═════ Kutipan ═════

Logo

Menakar SK Bersama Mendagri, Menpan RB Kepala BKN VS Eko Agusrianto

PENEMPATAN Eko Agusrianto yang disebut-sebut sebagai mantan Napi (Nara Pidana) yang sudah mempunyai kekuatan hukum tetap (inkrah) pada jabatan Sekretaris Dinas Komunikasi, Informasi dan Persandian (Kominfosan) Kota Bengkulu, menjadi perdebatan hebat.

Konsorsium LSM Nasional Provinsi Bengkulu, pada dua kali aksi Demonya yaitu Senin, 17 Juni 2019 dan Senin, 24 Juni 2019, salah satu poin tuntutannya yang krusial pada Demo pertama adalah meminta KASN, Menteri Dalam Negeri dan Kemenpan RB memberikan sanksi terhadap Plt Kepala BKPP, Sehmi Alnur, karena mengangkat dan mempromosikan eks Terpidana saudara Eko Agusrianto pada jabatan Sekretaris Kominfosan, padahal yang bersangkutan juga pernah menjadi tersangka kasus HPN tahun 2014.

Sementara pada aksi Demo kedua, bahwa pengangkatan salah satu ASN (Eko Agusrianto) sebagai Sekretaris Dinas tidak sesuai dengan UU ASN (Undang-Undang Aparatur Sipil Negara). “Memang benar kasusnya Pidana Umum. Namun itu terkait dengan jabatannya, yakni terkait proyek,” kata Syaiful Anwar, sebagaimana dikutip klikwarta.com

Pasca aksi Demo Konsorsium LSM Nasional Provinsi Bengkulu, pada Senin 17 Juni 2019, anggota DPRD Kota Bengkulu melakukan hearing bersama Plt Kepala BKPP (Badan Kepegawaian, Pendidikan dan Pelatihan) Kota Bengkulu, Sehmi Alnur.

═════ Bahan Mentah ═════

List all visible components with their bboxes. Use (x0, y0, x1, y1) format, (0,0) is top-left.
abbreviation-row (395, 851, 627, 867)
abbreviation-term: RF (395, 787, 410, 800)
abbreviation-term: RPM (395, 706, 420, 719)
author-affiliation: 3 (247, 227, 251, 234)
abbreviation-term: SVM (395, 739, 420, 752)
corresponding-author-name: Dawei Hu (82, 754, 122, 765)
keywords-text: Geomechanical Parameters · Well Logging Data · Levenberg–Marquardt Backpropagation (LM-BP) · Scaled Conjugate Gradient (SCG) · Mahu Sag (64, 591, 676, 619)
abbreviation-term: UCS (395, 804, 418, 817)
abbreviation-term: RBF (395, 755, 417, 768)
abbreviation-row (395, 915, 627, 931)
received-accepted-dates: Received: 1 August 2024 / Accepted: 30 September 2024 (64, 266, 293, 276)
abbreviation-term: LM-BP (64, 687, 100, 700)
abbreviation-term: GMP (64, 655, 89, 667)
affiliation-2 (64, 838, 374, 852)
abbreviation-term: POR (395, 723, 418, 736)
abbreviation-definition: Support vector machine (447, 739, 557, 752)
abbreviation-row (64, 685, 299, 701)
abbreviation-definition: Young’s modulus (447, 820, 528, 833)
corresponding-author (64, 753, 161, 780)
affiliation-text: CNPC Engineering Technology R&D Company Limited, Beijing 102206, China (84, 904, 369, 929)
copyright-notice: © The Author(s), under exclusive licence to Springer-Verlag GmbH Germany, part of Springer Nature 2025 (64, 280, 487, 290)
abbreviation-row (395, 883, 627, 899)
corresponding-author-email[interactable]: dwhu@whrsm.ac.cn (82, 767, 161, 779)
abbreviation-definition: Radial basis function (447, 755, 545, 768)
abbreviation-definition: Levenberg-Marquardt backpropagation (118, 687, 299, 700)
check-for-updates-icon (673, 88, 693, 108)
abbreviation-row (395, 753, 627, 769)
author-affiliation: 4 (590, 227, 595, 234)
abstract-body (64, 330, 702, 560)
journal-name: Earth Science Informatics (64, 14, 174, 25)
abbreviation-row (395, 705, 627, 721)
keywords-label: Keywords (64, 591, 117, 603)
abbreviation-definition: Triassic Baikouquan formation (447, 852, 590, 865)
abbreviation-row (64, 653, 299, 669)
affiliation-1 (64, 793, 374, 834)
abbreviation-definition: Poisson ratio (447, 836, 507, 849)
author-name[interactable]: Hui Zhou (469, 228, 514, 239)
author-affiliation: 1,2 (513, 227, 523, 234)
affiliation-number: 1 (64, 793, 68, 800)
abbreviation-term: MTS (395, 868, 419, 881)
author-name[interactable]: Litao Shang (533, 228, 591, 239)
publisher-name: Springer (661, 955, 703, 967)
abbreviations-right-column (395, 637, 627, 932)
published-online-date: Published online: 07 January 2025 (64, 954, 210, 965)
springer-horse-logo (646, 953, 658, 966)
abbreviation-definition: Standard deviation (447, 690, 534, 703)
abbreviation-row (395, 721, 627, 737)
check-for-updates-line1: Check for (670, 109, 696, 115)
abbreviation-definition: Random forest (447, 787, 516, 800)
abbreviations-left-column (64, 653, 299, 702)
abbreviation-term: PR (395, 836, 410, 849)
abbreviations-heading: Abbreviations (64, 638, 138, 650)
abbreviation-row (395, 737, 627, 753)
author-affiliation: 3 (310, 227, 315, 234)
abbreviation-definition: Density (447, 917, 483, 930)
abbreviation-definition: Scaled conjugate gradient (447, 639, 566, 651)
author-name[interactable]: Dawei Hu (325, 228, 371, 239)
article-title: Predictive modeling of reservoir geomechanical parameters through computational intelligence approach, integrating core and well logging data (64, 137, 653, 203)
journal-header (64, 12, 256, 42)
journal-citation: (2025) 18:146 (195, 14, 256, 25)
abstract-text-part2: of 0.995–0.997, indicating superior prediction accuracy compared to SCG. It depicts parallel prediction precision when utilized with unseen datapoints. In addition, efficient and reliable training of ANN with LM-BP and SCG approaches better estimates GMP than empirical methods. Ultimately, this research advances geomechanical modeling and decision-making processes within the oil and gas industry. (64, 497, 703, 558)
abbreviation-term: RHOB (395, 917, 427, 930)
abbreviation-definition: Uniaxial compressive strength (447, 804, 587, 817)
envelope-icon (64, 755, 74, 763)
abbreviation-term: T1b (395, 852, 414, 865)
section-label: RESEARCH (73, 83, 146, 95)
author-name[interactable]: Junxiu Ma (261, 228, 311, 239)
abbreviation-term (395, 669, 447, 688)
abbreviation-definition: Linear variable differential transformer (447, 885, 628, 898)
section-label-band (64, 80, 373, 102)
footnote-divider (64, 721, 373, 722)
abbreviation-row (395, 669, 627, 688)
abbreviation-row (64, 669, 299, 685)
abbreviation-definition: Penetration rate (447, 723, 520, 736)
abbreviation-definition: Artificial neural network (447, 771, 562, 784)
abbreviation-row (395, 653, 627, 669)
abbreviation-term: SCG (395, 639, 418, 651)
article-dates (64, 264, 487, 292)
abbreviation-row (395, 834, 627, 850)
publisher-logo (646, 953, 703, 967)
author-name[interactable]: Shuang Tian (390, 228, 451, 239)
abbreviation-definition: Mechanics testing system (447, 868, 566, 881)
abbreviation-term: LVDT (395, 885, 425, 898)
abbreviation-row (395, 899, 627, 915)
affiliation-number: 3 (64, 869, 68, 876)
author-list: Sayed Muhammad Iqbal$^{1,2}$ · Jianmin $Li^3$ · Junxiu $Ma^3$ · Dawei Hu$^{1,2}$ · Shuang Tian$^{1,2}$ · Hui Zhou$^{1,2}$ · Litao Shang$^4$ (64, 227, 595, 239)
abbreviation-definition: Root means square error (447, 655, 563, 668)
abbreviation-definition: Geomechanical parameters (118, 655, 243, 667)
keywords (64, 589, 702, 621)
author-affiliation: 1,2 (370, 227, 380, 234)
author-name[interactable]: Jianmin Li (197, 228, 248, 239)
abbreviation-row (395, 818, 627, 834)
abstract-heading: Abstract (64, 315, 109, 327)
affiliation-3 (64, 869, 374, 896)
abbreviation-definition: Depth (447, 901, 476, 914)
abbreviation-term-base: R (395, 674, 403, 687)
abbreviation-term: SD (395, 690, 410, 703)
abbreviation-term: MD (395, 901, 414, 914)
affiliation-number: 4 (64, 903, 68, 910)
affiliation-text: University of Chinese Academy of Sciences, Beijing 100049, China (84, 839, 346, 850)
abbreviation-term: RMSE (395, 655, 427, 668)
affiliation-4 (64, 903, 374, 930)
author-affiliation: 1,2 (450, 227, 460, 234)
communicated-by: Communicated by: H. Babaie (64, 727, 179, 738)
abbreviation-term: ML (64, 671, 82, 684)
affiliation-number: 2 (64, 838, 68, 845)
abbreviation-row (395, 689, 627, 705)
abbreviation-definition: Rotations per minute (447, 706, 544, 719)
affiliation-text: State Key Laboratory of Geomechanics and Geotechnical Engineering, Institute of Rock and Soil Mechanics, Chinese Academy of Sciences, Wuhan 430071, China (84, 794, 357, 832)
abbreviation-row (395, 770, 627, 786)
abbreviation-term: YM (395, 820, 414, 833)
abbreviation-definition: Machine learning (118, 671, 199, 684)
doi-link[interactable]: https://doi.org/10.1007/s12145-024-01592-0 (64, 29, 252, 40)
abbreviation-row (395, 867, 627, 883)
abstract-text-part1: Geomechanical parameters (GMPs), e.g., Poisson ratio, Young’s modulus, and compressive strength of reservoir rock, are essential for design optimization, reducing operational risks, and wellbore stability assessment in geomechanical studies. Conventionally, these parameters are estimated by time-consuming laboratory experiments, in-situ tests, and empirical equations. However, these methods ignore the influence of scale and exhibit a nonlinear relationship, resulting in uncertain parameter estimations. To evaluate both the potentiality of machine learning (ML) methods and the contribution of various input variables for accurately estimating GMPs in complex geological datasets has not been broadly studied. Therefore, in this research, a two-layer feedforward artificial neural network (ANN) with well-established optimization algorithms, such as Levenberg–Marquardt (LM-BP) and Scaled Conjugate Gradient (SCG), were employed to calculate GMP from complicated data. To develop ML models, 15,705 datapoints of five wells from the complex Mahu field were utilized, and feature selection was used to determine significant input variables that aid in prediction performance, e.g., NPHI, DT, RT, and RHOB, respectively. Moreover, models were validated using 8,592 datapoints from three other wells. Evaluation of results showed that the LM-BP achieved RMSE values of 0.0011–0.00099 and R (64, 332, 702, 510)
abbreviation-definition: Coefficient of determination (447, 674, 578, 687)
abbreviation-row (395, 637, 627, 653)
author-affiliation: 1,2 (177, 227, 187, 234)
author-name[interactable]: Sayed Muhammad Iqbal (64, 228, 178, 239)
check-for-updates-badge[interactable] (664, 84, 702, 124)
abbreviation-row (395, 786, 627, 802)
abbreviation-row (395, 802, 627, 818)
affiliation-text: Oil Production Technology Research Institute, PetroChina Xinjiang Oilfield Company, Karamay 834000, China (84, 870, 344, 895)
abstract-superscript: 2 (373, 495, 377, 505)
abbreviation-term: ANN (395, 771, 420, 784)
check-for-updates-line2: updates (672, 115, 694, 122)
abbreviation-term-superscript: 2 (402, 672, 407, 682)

═════

Permintaan Tugas 1:
Ulangi persis bagian kutipan tentang pengangkatan Eko Agusrianto yang diawali kata-kata berisi "Pasca aksi Demo" dan diakhiri dengan "Bengkulu, Sehmi Alnur.".
Permintaan Tugas 2:
Tuliskan lanjutan kutipan tentang pengangkatan Eko Agusrianto, mulai setelah kalimat terakhirnya.

Jawaban Tertulis 1:
Pasca aksi Demo Konsorsium LSM Nasional Provinsi Bengkulu, pada Senin 17 Juni 2019, anggota DPRD Kota Bengkulu melakukan hearing bersama Plt Kepala BKPP (Badan Kepegawaian, Pendidikan dan Pelatihan) Kota Bengkulu, Sehmi Alnur.

Jawaban Tertulis 2:
Pada hearing tersebut, sebagaimana dikutip pedomanbengkulu.com, Sehmi menjelaskan bahwa mutasi yang dilakukan Pemkot Bengkulu tidak menyalahi Aturan yang berlaku. “Ini tidak menyalahi aturan, cuma penafsiran saja. Tadi ada yang menanyakan soal pelantikan jabatan Eks (mantan) Napi. Ini tentu saja sangat ekstrem. Rekam jejak kita, kasus beliau (Eko Agusrianto) bukan Tindak Pidana Korupsi melainkan Pidana Umum biasa. Jadi ada hak setiap orang. (Jangan) mentang-(mentang) dia pernah bersalah langsung kita vonis dan justifikasi tidak boleh berkembang dan berkarya. Beliau ini berkompeten di bidangnya,” ungkap Sehmi.

Sehmi menambahkan, bahwa jabatan Sekretaris Dinas Kominfosan Kota Bengkulu yang saat ini dijabat Eko Agusrianto sangat layak karena sudah berkompeten di bidang tersebut. “Beliau punya kompetensi yang bagus untuk hal Komunikasi Informasi, Beliau mantan aktivis Pers di Bandung. Dia juga tokoh pers Mahasiswa. Beliau juga selain berpengalaman pernah bekerja di Media Koran Harian di Bengkulu, juga pernah menjabat di OPD Kominfo Provinsi Bengkulu. Jadi, jangan karena hal tersebut kita men-justifikasi orang lain untuk tumbuh berkembang dan berkarya,” tegas Sehmi.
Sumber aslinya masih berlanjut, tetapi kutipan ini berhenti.